» **Objective**:
Please format the lines of the data as a JSON list of strings, one string per line, beginning with the line containing "- sidebar-item[interactable]: Support" and continuing through the line containing "- show-label: Show: [271, 502, 304, 521]", with both of those lines included. Leave out any blank lines.
___ Data for processing
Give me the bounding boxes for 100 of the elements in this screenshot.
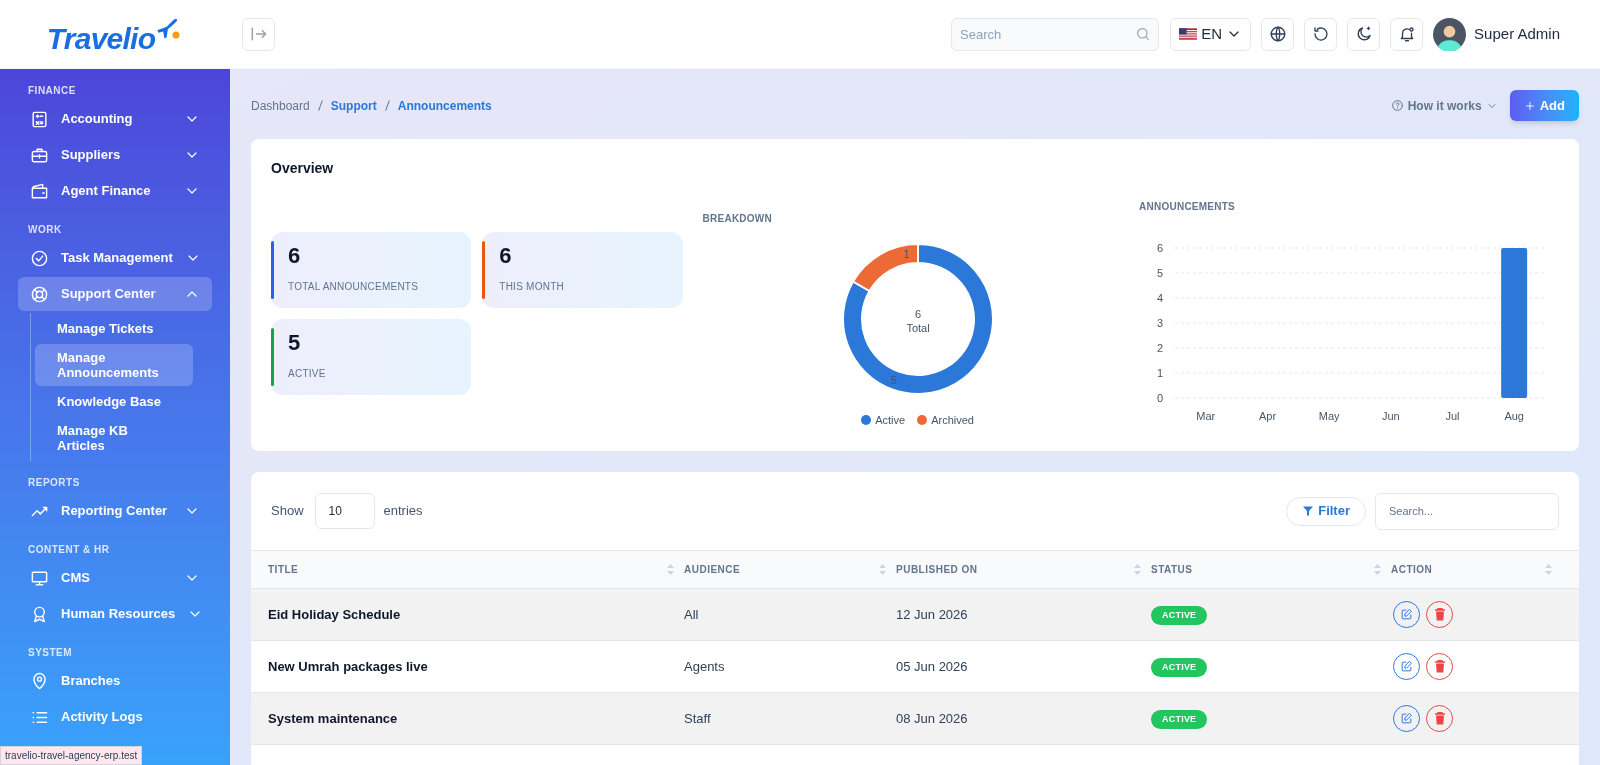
- sidebar-item[interactable]: Support Center: [18, 277, 212, 311]
- column-header[interactable]: PUBLISHED ON: [896, 562, 1134, 577]
- globe-icon: [1268, 25, 1287, 43]
- axis-tick-label: Mar: [1196, 410, 1216, 422]
- table-search-field[interactable]: Search...: [1375, 492, 1559, 530]
- submenu-item[interactable]: Manage KB Articles: [35, 417, 193, 459]
- axis-tick-label: 6: [1156, 242, 1163, 254]
- submenu-item[interactable]: Manage Tickets: [35, 315, 193, 342]
- column-header[interactable]: AUDIENCE: [684, 562, 879, 577]
- breadcrumb-link[interactable]: Announcements: [397, 96, 492, 115]
- section-heading: REPORTS: [27, 476, 81, 490]
- language-dropdown[interactable]: EN: [1170, 17, 1252, 51]
- table-cell-text: 08 Jun 2026: [896, 709, 969, 728]
- table-cell-text: New Umrah packages live: [268, 657, 429, 676]
- stat-value: 5: [288, 332, 302, 354]
- section-heading: CONTENT & HR: [27, 543, 111, 557]
- sidebar-item[interactable]: Accounting: [18, 102, 212, 136]
- stat-label: THIS MONTH: [499, 280, 565, 294]
- legend-label: Archived: [931, 413, 974, 428]
- axis-tick-label: 4: [1156, 292, 1163, 304]
- card-title: Overview: [271, 159, 335, 178]
- axis-tick-label: 0: [1156, 392, 1163, 404]
- sidebar-item[interactable]: Reporting Center: [18, 494, 212, 528]
- search-field[interactable]: Search: [951, 17, 1160, 51]
- breadcrumb-link[interactable]: Dashboard: [251, 96, 310, 115]
- refresh-icon: [1311, 25, 1330, 43]
- filter-icon: [1302, 505, 1315, 517]
- trash-icon: [1433, 660, 1446, 673]
- sidebar-item[interactable]: Branches: [18, 664, 212, 698]
- axis-tick-label: May: [1318, 410, 1340, 422]
- submenu-item[interactable]: Manage Announcements: [35, 344, 193, 386]
- collapse-sidebar-button[interactable]: [242, 17, 275, 51]
- globe-button[interactable]: [1261, 17, 1295, 51]
- help-icon: [1390, 99, 1404, 112]
- axis-tick-label: Apr: [1258, 410, 1277, 422]
- table-cell-text: Staff: [684, 709, 712, 728]
- page-size-field[interactable]: 10: [314, 493, 375, 529]
- show-label: Show: [271, 502, 304, 521]
- table-cell-text: Eid Holiday Schedule: [268, 605, 402, 624]
- axis-tick-label: Jul: [1445, 410, 1460, 422]
- check-circle-icon: [30, 248, 49, 268]
- axis-tick-label: Jun: [1381, 410, 1400, 422]
- edit-icon: [1400, 660, 1413, 673]
- stat-label: ACTIVE: [288, 367, 327, 381]
- section-heading: FINANCE: [27, 84, 77, 98]
- table-cell-text: All: [684, 605, 700, 624]
- column-header[interactable]: TITLE: [268, 562, 667, 577]
- lifebuoy-icon: [30, 284, 49, 304]
- map-pin-icon: [30, 671, 49, 691]
- stat-value: 6: [499, 245, 513, 267]
- sidebar-item[interactable]: Activity Logs: [18, 700, 212, 734]
- entries-label: entries: [383, 502, 423, 521]
- stat-value: 6: [288, 245, 302, 267]
- trash-icon: [1433, 712, 1446, 725]
- axis-tick-label: 3: [1156, 317, 1163, 329]
- submenu-item[interactable]: Knowledge Base: [35, 388, 193, 415]
- calculator-icon: [30, 109, 49, 129]
- search-icon: [1135, 25, 1152, 42]
- sidebar-item[interactable]: Human Resources: [18, 597, 212, 631]
- notifications-button[interactable]: [1390, 17, 1424, 51]
- donut-center-value: 6: [914, 308, 921, 320]
- status-url: travelio-travel-agency-erp.test: [0, 746, 143, 765]
- column-header[interactable]: STATUS: [1151, 562, 1374, 577]
- flag-icon: [1179, 28, 1198, 40]
- axis-tick-label: Aug: [1504, 410, 1524, 422]
- chart-title: BREAKDOWN: [702, 212, 774, 226]
- status-badge: ACTIVE: [1151, 657, 1208, 678]
- data-label: 5: [890, 374, 897, 387]
- edit-icon: [1400, 712, 1413, 725]
- table-cell-text: System maintenance: [268, 709, 399, 728]
- status-badge: ACTIVE: [1151, 709, 1208, 730]
- donut-center-label: Total: [905, 322, 930, 334]
- add-button[interactable]: Add: [1509, 90, 1579, 121]
- axis-tick-label: 5: [1156, 267, 1163, 279]
- stat-label: TOTAL ANNOUNCEMENTS: [288, 280, 420, 294]
- axis-tick-label: 1: [1156, 367, 1163, 379]
- sidebar-item[interactable]: Agent Finance: [18, 174, 212, 208]
- table-cell-text: 05 Jun 2026: [896, 657, 969, 676]
- table-cell-text: 12 Jun 2026: [896, 605, 969, 624]
- sidebar-item[interactable]: Task Management: [18, 241, 212, 275]
- table-cell-text: Agents: [684, 657, 726, 676]
- chart-title: ANNOUNCEMENTS: [1139, 200, 1237, 214]
- trash-icon: [1433, 608, 1446, 621]
- edit-icon: [1400, 608, 1413, 621]
- status-badge: ACTIVE: [1151, 605, 1208, 626]
- how-it-works-dropdown[interactable]: How it works: [1390, 96, 1498, 115]
- plus-icon: [1523, 99, 1536, 112]
- sidebar-item[interactable]: CMS: [18, 561, 212, 595]
- user-name[interactable]: Super Admin: [1474, 22, 1560, 46]
- column-header[interactable]: ACTION: [1391, 562, 1545, 577]
- sidebar-item[interactable]: Suppliers: [18, 138, 212, 172]
- data-label: 1: [903, 248, 910, 260]
- legend-label: Active: [875, 413, 906, 428]
- breadcrumb-link[interactable]: Support: [330, 96, 377, 115]
- refresh-button[interactable]: [1304, 17, 1338, 51]
- axis-tick-label: 2: [1156, 342, 1163, 354]
- section-heading: SYSTEM: [27, 646, 74, 660]
- theme-toggle-button[interactable]: [1347, 17, 1381, 51]
- avatar-icon[interactable]: [1433, 17, 1467, 51]
- logo: Travelio: [46, 14, 184, 54]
______
» **Finished answer**:
[
  "- sidebar-item[interactable]: Support Center: [18, 277, 212, 311]",
  "- column-header[interactable]: PUBLISHED ON: [896, 562, 1134, 577]",
  "- globe-icon: [1268, 25, 1287, 43]",
  "- axis-tick-label: Mar: [1196, 410, 1216, 422]",
  "- table-search-field[interactable]: Search...: [1375, 492, 1559, 530]",
  "- submenu-item[interactable]: Manage KB Articles: [35, 417, 193, 459]",
  "- axis-tick-label: 6: [1156, 242, 1163, 254]",
  "- submenu-item[interactable]: Manage Tickets: [35, 315, 193, 342]",
  "- column-header[interactable]: AUDIENCE: [684, 562, 879, 577]",
  "- breadcrumb-link[interactable]: Announcements: [397, 96, 492, 115]",
  "- section-heading: REPORTS: [27, 476, 81, 490]",
  "- language-dropdown[interactable]: EN: [1170, 17, 1252, 51]",
  "- table-cell-text: 08 Jun 2026: [896, 709, 969, 728]",
  "- table-cell-text: New Umrah packages live: [268, 657, 429, 676]",
  "- stat-value: 5: [288, 332, 302, 354]",
  "- section-heading: CONTENT & HR: [27, 543, 111, 557]",
  "- sidebar-item[interactable]: Accounting: [18, 102, 212, 136]",
  "- stat-label: THIS MONTH: [499, 280, 565, 294]",
  "- legend-label: Archived: [931, 413, 974, 428]",
  "- axis-tick-label: 4: [1156, 292, 1163, 304]",
  "- card-title: Overview: [271, 159, 335, 178]",
  "- axis-tick-label: 0: [1156, 392, 1163, 404]",
  "- sidebar-item[interactable]: Reporting Center: [18, 494, 212, 528]",
  "- search-field[interactable]: Search: [951, 17, 1160, 51]",
  "- breadcrumb-link[interactable]: Dashboard: [251, 96, 310, 115]",
  "- refresh-icon: [1311, 25, 1330, 43]",
  "- filter-icon: [1302, 505, 1315, 517]",
  "- trash-icon: [1433, 660, 1446, 673]",
  "- sidebar-item[interactable]: Branches: [18, 664, 212, 698]",
  "- axis-tick-label: May: [1318, 410, 1340, 422]",
  "- submenu-item[interactable]: Manage Announcements: [35, 344, 193, 386]",
  "- collapse-sidebar-button[interactable]: [242, 17, 275, 51]",
  "- globe-button[interactable]: [1261, 17, 1295, 51]",
  "- help-icon: [1390, 99, 1404, 112]",
  "- axis-tick-label: Apr: [1258, 410, 1277, 422]",
  "- table-cell-text: Staff: [684, 709, 712, 728]",
  "- page-size-field[interactable]: 10: [314, 493, 375, 529]",
  "- show-label: Show: [271, 502, 304, 521]"
]